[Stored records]
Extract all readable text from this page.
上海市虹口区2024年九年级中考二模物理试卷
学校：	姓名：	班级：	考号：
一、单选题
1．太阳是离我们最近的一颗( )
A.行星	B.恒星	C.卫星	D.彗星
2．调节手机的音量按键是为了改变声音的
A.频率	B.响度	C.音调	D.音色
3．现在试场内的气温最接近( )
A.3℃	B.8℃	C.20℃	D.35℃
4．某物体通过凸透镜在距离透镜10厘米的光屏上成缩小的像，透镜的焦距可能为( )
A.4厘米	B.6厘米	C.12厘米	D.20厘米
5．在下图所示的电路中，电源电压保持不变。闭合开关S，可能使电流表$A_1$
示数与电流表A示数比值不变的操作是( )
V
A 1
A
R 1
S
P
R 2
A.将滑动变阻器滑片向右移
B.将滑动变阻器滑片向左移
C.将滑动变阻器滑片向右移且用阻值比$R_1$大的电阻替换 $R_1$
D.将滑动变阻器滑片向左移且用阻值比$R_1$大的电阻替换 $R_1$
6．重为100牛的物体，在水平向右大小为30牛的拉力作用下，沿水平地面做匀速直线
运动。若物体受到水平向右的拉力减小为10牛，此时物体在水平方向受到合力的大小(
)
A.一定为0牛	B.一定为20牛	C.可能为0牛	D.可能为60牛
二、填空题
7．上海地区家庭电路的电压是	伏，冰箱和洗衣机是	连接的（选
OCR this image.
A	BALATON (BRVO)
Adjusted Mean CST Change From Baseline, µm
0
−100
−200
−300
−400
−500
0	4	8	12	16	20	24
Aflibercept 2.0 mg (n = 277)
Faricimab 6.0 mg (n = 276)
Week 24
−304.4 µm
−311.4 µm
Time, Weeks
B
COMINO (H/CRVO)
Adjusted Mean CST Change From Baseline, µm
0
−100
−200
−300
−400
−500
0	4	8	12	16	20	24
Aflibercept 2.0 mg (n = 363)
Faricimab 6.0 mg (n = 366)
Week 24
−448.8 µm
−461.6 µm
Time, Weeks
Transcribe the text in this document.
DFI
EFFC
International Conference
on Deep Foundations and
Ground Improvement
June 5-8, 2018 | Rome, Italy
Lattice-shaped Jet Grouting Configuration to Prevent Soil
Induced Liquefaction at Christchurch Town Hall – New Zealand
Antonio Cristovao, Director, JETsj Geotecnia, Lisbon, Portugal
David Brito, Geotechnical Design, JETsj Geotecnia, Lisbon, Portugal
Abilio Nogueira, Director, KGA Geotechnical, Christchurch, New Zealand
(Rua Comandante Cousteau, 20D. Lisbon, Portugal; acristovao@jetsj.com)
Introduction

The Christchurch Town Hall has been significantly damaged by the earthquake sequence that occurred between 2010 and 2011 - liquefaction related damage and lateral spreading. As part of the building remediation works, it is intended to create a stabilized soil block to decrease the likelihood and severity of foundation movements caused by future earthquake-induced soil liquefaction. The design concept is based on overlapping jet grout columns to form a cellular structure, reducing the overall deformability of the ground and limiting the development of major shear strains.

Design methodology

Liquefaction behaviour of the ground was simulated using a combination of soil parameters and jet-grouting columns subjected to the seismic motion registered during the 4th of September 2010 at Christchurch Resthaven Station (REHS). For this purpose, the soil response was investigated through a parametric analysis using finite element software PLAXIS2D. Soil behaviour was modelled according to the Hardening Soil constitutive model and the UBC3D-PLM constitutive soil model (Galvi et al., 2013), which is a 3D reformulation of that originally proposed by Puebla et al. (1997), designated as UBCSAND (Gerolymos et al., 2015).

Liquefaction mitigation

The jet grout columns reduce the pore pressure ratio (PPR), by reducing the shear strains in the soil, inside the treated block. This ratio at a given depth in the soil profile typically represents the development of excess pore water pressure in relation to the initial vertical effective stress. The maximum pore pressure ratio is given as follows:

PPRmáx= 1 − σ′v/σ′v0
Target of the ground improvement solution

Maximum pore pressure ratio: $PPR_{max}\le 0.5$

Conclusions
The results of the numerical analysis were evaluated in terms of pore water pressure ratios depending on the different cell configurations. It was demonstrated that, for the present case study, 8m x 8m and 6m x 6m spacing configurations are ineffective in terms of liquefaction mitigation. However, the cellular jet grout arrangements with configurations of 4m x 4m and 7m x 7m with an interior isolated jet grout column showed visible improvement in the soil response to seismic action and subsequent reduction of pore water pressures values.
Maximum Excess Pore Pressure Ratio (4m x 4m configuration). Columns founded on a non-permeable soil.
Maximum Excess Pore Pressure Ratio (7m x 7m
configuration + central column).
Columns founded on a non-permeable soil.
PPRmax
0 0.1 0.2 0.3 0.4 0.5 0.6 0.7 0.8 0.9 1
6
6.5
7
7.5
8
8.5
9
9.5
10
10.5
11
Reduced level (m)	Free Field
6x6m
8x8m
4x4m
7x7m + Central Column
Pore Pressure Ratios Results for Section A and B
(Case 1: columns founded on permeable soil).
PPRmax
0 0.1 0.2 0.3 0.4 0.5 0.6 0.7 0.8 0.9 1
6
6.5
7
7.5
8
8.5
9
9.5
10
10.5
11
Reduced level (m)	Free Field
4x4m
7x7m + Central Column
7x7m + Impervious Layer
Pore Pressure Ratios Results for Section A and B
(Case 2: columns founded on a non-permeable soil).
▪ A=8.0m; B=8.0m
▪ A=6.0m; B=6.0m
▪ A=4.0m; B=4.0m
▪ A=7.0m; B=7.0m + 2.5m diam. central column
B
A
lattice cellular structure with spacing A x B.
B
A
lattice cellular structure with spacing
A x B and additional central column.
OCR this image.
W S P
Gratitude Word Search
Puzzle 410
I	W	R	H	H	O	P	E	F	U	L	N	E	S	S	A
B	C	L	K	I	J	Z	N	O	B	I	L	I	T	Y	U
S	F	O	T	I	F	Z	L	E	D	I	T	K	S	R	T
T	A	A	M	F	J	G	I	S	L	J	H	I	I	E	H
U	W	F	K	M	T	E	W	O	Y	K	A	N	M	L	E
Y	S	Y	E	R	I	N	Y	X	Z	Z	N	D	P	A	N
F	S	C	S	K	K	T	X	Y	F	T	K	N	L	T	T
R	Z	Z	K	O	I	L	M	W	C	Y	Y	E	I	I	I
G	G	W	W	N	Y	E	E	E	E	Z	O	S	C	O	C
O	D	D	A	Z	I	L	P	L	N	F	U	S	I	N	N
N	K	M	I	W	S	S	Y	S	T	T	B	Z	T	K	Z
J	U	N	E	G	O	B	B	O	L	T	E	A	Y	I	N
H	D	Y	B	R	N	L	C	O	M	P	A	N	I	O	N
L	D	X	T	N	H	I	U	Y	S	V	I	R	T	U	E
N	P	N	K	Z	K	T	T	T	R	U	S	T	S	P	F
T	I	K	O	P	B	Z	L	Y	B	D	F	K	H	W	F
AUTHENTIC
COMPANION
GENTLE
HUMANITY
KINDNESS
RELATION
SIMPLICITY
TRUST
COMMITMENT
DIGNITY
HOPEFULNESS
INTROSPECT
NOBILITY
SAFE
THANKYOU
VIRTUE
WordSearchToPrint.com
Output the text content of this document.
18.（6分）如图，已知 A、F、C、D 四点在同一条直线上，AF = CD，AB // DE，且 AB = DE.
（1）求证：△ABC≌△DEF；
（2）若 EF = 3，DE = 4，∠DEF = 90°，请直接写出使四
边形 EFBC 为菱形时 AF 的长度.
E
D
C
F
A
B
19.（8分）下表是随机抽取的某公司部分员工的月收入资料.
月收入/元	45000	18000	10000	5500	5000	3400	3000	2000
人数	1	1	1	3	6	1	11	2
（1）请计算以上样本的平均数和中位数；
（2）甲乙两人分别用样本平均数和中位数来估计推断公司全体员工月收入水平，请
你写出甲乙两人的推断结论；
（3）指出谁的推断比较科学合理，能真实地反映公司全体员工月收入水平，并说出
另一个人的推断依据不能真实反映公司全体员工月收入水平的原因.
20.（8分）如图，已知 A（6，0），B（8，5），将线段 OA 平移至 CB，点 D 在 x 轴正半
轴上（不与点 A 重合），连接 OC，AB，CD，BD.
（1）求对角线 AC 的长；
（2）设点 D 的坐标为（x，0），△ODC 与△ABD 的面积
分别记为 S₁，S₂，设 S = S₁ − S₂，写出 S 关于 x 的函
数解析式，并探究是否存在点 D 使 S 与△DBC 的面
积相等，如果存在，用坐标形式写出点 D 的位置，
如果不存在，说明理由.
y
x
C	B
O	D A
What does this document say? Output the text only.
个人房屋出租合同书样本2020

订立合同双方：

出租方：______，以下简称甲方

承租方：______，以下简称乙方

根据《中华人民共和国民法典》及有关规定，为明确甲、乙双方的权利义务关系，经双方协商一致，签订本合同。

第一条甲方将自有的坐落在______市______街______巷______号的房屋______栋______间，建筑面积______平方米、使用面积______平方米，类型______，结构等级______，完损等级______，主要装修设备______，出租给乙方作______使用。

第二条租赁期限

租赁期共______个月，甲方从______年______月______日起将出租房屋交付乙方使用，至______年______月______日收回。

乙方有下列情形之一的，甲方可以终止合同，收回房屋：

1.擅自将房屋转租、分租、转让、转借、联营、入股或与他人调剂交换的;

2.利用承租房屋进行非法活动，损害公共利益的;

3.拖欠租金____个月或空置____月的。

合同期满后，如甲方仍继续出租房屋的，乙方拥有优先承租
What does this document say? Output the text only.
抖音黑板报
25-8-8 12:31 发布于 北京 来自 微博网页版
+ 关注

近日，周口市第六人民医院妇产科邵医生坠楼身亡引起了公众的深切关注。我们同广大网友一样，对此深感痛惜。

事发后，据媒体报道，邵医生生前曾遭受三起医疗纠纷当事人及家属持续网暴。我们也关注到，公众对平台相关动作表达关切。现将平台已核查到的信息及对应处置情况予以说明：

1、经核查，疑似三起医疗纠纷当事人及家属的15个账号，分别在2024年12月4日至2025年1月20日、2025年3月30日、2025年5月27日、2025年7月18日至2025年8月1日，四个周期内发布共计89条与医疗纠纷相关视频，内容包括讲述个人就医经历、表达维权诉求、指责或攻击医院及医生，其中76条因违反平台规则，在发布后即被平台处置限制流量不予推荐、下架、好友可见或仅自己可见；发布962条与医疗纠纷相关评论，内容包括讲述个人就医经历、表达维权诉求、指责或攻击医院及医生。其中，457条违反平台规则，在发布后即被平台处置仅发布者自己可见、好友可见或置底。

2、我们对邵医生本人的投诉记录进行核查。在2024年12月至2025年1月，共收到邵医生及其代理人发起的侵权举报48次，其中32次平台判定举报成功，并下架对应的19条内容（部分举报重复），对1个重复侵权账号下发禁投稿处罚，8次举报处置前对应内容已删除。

* _GIVEN REQUEST_: Note each line of the entries that has "strains" in it, and copy those lines.

* _THE ANSWER_:
The Christchurch Town Hall has been significantly damaged by the earthquake sequence that occurred between 2010 and 2011 - liquefaction related damage and lateral spreading. As part of the building remediation works, it is intended to create a stabilized soil block to decrease the likelihood and severity of foundation movements caused by future earthquake-induced soil liquefaction. The design concept is based on overlapping jet grout columns to form a cellular structure, reducing the overall deformability of the ground and limiting the development of major shear strains.
The jet grout columns reduce the pore pressure ratio (PPR), by reducing the shear strains in the soil, inside the treated block. This ratio at a given depth in the soil profile typically represents the development of excess pore water pressure in relation to the initial vertical effective stress. The maximum pore pressure ratio is given as follows:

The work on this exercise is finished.